>> Begin Data for this task
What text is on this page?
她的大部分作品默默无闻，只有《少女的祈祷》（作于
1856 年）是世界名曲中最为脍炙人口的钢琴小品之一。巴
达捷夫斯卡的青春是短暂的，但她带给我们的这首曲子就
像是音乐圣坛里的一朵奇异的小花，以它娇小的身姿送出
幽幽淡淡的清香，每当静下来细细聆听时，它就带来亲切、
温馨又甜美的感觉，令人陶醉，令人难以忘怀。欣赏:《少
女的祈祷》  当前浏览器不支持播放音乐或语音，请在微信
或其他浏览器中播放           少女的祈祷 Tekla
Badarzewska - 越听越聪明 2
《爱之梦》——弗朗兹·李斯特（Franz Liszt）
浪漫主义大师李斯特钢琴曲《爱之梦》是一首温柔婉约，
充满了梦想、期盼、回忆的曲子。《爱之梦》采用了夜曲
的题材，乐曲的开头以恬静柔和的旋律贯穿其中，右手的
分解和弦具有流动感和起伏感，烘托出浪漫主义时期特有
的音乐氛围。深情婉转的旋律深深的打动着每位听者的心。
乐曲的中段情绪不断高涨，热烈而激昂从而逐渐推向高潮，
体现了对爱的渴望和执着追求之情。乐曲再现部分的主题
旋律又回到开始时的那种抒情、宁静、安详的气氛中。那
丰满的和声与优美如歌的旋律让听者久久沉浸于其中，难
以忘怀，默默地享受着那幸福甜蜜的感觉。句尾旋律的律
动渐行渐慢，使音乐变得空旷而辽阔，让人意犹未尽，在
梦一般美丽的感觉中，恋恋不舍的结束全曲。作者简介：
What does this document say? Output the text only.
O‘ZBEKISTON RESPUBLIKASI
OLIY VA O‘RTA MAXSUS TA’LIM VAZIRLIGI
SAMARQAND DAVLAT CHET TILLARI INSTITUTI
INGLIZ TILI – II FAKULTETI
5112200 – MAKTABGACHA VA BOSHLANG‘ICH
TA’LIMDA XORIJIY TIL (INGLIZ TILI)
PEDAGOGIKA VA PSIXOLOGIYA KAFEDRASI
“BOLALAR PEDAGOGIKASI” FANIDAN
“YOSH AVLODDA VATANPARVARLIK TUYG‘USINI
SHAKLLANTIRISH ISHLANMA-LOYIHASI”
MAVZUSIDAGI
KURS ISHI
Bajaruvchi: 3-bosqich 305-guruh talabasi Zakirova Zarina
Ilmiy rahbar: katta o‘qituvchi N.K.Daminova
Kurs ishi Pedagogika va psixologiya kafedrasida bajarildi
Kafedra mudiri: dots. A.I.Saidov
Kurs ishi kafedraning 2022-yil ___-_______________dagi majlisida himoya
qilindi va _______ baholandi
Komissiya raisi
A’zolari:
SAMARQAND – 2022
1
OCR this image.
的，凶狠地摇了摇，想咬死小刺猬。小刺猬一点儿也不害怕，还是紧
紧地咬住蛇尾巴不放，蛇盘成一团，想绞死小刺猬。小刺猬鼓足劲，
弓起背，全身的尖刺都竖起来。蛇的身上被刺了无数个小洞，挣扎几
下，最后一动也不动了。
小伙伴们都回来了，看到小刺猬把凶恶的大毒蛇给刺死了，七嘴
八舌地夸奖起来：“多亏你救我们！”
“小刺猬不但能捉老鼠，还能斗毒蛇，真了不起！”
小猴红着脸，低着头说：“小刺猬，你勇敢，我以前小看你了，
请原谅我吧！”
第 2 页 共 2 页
>> End Data for this task
Give an exact copy of all the data shown above.

### Exercise result:
What text is on this page?
她的大部分作品默默无闻，只有《少女的祈祷》（作于
1856 年）是世界名曲中最为脍炙人口的钢琴小品之一。巴
达捷夫斯卡的青春是短暂的，但她带给我们的这首曲子就
像是音乐圣坛里的一朵奇异的小花，以它娇小的身姿送出
幽幽淡淡的清香，每当静下来细细聆听时，它就带来亲切、
温馨又甜美的感觉，令人陶醉，令人难以忘怀。欣赏:《少
女的祈祷》  当前浏览器不支持播放音乐或语音，请在微信
或其他浏览器中播放           少女的祈祷 Tekla
Badarzewska - 越听越聪明 2
《爱之梦》——弗朗兹·李斯特（Franz Liszt）
浪漫主义大师李斯特钢琴曲《爱之梦》是一首温柔婉约，
充满了梦想、期盼、回忆的曲子。《爱之梦》采用了夜曲
的题材，乐曲的开头以恬静柔和的旋律贯穿其中，右手的
分解和弦具有流动感和起伏感，烘托出浪漫主义时期特有
的音乐氛围。深情婉转的旋律深深的打动着每位听者的心。
乐曲的中段情绪不断高涨，热烈而激昂从而逐渐推向高潮，
体现了对爱的渴望和执着追求之情。乐曲再现部分的主题
旋律又回到开始时的那种抒情、宁静、安详的气氛中。那
丰满的和声与优美如歌的旋律让听者久久沉浸于其中，难
以忘怀，默默地享受着那幸福甜蜜的感觉。句尾旋律的律
动渐行渐慢，使音乐变得空旷而辽阔，让人意犹未尽，在
梦一般美丽的感觉中，恋恋不舍的结束全曲。作者简介：
What does this document say? Output the text only.
O‘ZBEKISTON RESPUBLIKASI
OLIY VA O‘RTA MAXSUS TA’LIM VAZIRLIGI
SAMARQAND DAVLAT CHET TILLARI INSTITUTI
INGLIZ TILI – II FAKULTETI
5112200 – MAKTABGACHA VA BOSHLANG‘ICH
TA’LIMDA XORIJIY TIL (INGLIZ TILI)
PEDAGOGIKA VA PSIXOLOGIYA KAFEDRASI
“BOLALAR PEDAGOGIKASI” FANIDAN
“YOSH AVLODDA VATANPARVARLIK TUYG‘USINI
SHAKLLANTIRISH ISHLANMA-LOYIHASI”
MAVZUSIDAGI
KURS ISHI
Bajaruvchi: 3-bosqich 305-guruh talabasi Zakirova Zarina
Ilmiy rahbar: katta o‘qituvchi N.K.Daminova
Kurs ishi Pedagogika va psixologiya kafedrasida bajarildi
Kafedra mudiri: dots. A.I.Saidov
Kurs ishi kafedraning 2022-yil ___-_______________dagi majlisida himoya
qilindi va _______ baholandi
Komissiya raisi
A’zolari:
SAMARQAND – 2022
1
OCR this image.
的，凶狠地摇了摇，想咬死小刺猬。小刺猬一点儿也不害怕，还是紧
紧地咬住蛇尾巴不放，蛇盘成一团，想绞死小刺猬。小刺猬鼓足劲，
弓起背，全身的尖刺都竖起来。蛇的身上被刺了无数个小洞，挣扎几
下，最后一动也不动了。
小伙伴们都回来了，看到小刺猬把凶恶的大毒蛇给刺死了，七嘴
八舌地夸奖起来：“多亏你救我们！”
“小刺猬不但能捉老鼠，还能斗毒蛇，真了不起！”
小猴红着脸，低着头说：“小刺猬，你勇敢，我以前小看你了，
请原谅我吧！”
第 2 页 共 2 页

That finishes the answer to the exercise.